EXERCISE DESCRIPTION: Search the listing for "title" and copy every line where it appears.

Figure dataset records
⟨
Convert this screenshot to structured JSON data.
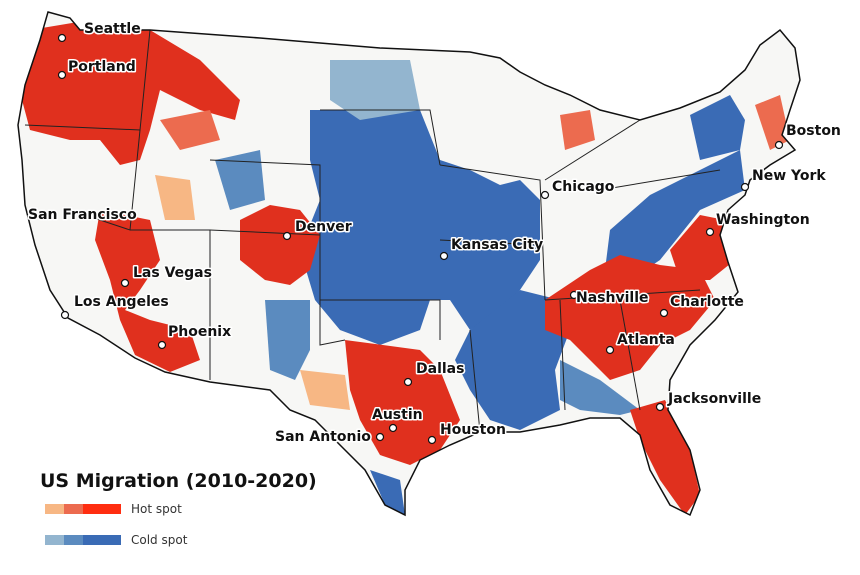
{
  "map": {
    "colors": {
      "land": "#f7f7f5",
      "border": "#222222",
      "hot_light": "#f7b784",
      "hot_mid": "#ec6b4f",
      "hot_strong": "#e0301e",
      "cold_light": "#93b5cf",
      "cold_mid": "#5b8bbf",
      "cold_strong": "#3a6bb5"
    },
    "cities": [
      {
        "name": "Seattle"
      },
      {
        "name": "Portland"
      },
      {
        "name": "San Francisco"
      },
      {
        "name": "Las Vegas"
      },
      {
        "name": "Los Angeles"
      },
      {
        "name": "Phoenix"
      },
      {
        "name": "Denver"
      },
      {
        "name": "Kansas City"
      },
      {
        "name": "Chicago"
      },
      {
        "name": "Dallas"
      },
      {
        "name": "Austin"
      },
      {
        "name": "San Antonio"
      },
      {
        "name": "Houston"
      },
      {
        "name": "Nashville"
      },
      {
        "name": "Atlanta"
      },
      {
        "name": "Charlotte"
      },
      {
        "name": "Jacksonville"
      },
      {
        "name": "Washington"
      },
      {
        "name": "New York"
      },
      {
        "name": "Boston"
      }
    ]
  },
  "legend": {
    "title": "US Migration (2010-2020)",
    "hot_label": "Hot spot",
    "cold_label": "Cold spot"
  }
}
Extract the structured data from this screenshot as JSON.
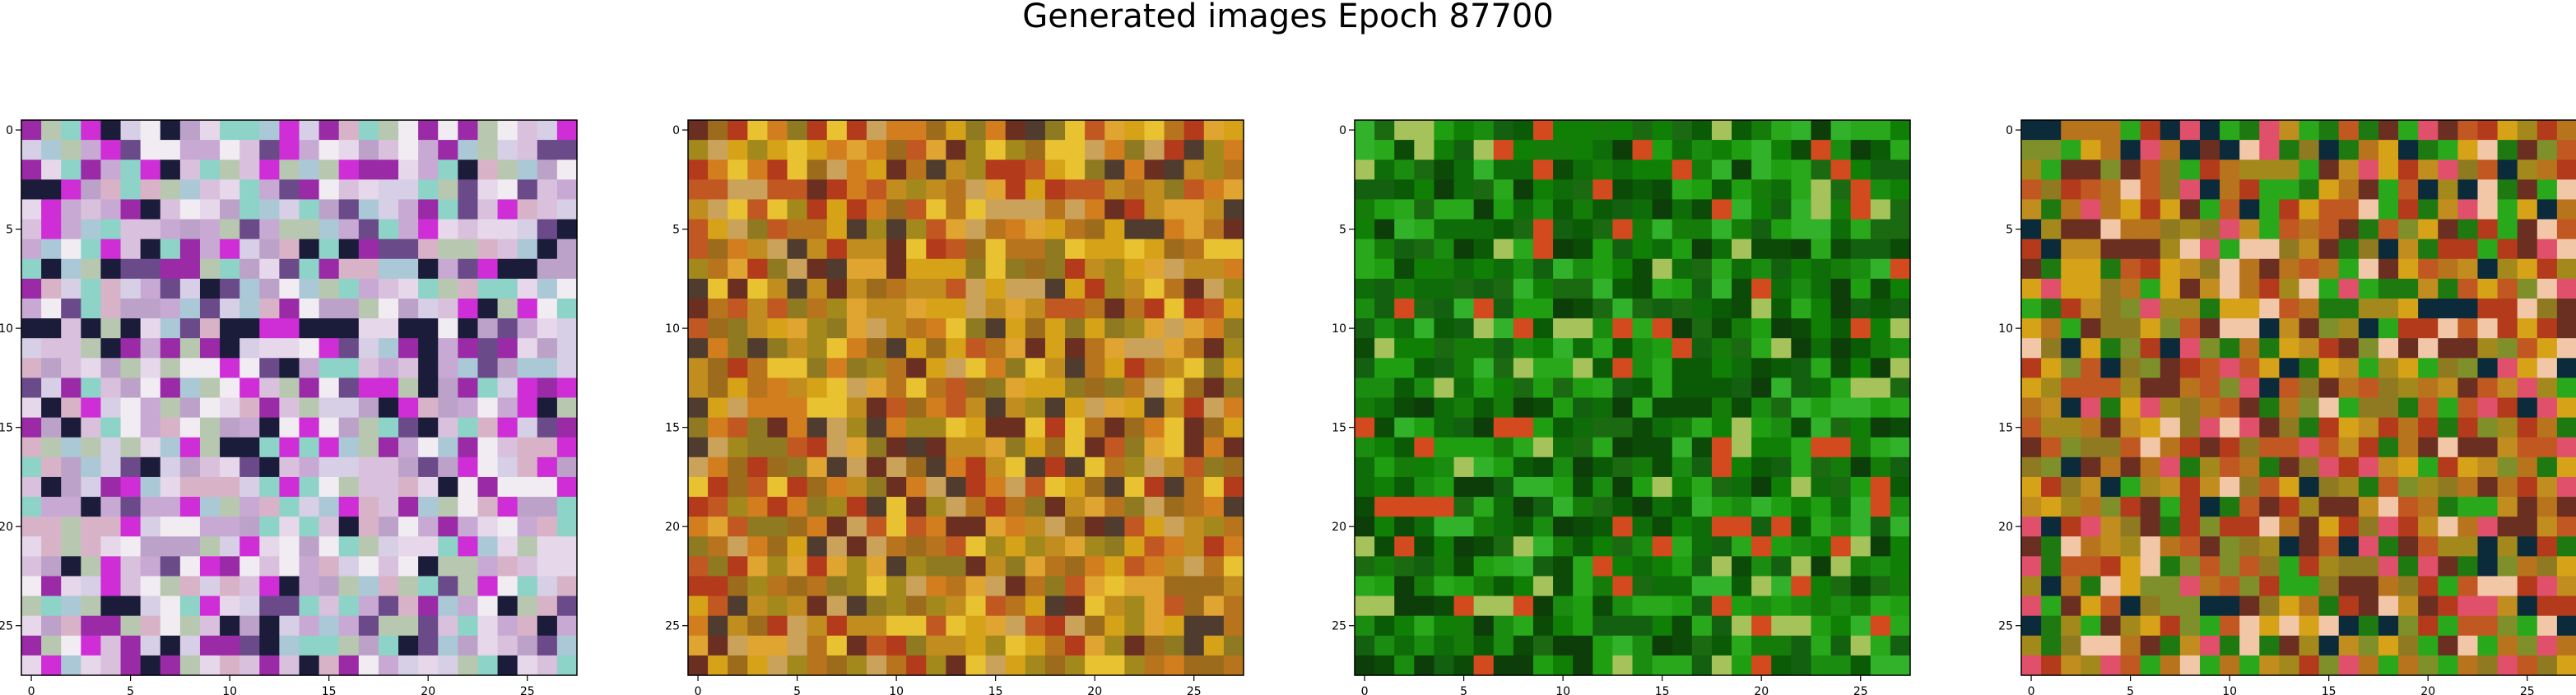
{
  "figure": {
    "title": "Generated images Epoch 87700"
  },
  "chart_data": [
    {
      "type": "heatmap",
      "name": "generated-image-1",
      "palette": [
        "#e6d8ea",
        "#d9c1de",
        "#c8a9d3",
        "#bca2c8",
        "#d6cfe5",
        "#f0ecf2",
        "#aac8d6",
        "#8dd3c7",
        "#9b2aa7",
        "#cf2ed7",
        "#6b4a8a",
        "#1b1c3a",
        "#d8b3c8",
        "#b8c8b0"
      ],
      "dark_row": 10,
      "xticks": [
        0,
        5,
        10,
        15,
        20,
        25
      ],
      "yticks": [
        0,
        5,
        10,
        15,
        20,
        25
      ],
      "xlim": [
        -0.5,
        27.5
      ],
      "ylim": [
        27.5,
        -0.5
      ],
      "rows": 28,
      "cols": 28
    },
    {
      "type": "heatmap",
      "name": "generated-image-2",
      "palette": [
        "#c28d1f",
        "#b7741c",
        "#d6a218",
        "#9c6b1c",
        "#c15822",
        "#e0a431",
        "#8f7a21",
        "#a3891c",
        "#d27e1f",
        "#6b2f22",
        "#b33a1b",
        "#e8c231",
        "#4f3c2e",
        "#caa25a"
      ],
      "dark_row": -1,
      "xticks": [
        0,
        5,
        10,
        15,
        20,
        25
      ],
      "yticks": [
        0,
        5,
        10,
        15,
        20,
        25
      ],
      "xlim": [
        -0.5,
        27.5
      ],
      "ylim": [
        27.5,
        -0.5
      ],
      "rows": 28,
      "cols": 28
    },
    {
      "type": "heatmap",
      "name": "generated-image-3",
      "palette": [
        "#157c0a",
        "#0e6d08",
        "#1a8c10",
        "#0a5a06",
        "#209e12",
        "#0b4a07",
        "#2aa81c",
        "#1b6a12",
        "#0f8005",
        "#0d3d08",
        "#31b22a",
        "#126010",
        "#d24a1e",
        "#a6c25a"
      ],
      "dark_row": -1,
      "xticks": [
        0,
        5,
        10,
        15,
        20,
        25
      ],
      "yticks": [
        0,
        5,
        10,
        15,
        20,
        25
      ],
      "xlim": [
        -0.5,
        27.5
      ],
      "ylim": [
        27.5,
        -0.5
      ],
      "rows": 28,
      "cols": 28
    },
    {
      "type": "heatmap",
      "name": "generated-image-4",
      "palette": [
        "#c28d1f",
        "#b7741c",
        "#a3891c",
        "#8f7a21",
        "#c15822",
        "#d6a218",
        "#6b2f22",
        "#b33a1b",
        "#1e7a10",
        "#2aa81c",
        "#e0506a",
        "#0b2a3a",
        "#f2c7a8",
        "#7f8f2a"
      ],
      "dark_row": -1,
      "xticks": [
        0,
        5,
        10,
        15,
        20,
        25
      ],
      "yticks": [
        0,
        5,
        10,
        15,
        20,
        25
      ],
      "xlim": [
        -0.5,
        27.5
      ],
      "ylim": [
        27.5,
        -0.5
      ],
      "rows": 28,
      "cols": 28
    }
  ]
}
⟩
ANSWER IN FULL:
    "title": "US Migration (2010-2020)",
    "title": "Generated images Epoch 87700"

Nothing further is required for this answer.